— What this task involves —
Would you copy out the whole listing exactly as given?

— Data lines —
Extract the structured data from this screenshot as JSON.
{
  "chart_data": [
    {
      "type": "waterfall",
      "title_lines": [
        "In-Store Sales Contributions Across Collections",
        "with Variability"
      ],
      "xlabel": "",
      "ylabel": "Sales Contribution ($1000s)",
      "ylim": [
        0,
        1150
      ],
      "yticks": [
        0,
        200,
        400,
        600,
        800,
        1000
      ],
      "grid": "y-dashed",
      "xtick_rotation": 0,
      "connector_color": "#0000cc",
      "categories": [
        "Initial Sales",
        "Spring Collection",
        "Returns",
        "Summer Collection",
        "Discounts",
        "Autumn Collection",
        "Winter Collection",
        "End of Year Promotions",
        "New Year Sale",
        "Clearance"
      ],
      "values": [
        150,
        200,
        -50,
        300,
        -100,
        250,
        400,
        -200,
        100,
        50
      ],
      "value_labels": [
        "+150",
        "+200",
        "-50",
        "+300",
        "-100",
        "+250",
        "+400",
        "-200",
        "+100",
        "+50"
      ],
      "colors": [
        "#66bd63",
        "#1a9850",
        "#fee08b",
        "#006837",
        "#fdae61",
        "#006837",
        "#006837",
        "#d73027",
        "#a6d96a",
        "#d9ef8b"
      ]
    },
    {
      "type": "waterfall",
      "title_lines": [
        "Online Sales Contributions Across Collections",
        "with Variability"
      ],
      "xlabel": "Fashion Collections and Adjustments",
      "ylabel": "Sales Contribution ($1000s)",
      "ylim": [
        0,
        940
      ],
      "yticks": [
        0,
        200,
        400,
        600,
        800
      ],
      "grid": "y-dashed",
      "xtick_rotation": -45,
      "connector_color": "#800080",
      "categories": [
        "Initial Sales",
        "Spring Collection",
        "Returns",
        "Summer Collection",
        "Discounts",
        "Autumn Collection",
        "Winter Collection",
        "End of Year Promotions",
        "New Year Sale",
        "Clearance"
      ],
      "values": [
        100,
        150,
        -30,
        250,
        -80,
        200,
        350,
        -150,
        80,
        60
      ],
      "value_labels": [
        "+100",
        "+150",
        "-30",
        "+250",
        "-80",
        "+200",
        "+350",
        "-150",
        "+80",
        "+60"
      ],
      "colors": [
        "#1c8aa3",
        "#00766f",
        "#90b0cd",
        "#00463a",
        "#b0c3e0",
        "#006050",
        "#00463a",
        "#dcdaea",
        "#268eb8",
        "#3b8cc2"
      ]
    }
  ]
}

— Task result —
Extract the structured data from this screenshot as JSON.
{
  "chart_data": [
    {
      "type": "waterfall",
      "title_lines": [
        "In-Store Sales Contributions Across Collections",
        "with Variability"
      ],
      "xlabel": "",
      "ylabel": "Sales Contribution ($1000s)",
      "ylim": [
        0,
        1150
      ],
      "yticks": [
        0,
        200,
        400,
        600,
        800,
        1000
      ],
      "grid": "y-dashed",
      "xtick_rotation": 0,
      "connector_color": "#0000cc",
      "categories": [
        "Initial Sales",
        "Spring Collection",
        "Returns",
        "Summer Collection",
        "Discounts",
        "Autumn Collection",
        "Winter Collection",
        "End of Year Promotions",
        "New Year Sale",
        "Clearance"
      ],
      "values": [
        150,
        200,
        -50,
        300,
        -100,
        250,
        400,
        -200,
        100,
        50
      ],
      "value_labels": [
        "+150",
        "+200",
        "-50",
        "+300",
        "-100",
        "+250",
        "+400",
        "-200",
        "+100",
        "+50"
      ],
      "colors": [
        "#66bd63",
        "#1a9850",
        "#fee08b",
        "#006837",
        "#fdae61",
        "#006837",
        "#006837",
        "#d73027",
        "#a6d96a",
        "#d9ef8b"
      ]
    },
    {
      "type": "waterfall",
      "title_lines": [
        "Online Sales Contributions Across Collections",
        "with Variability"
      ],
      "xlabel": "Fashion Collections and Adjustments",
      "ylabel": "Sales Contribution ($1000s)",
      "ylim": [
        0,
        940
      ],
      "yticks": [
        0,
        200,
        400,
        600,
        800
      ],
      "grid": "y-dashed",
      "xtick_rotation": -45,
      "connector_color": "#800080",
      "categories": [
        "Initial Sales",
        "Spring Collection",
        "Returns",
        "Summer Collection",
        "Discounts",
        "Autumn Collection",
        "Winter Collection",
        "End of Year Promotions",
        "New Year Sale",
        "Clearance"
      ],
      "values": [
        100,
        150,
        -30,
        250,
        -80,
        200,
        350,
        -150,
        80,
        60
      ],
      "value_labels": [
        "+100",
        "+150",
        "-30",
        "+250",
        "-80",
        "+200",
        "+350",
        "-150",
        "+80",
        "+60"
      ],
      "colors": [
        "#1c8aa3",
        "#00766f",
        "#90b0cd",
        "#00463a",
        "#b0c3e0",
        "#006050",
        "#00463a",
        "#dcdaea",
        "#268eb8",
        "#3b8cc2"
      ]
    }
  ]
}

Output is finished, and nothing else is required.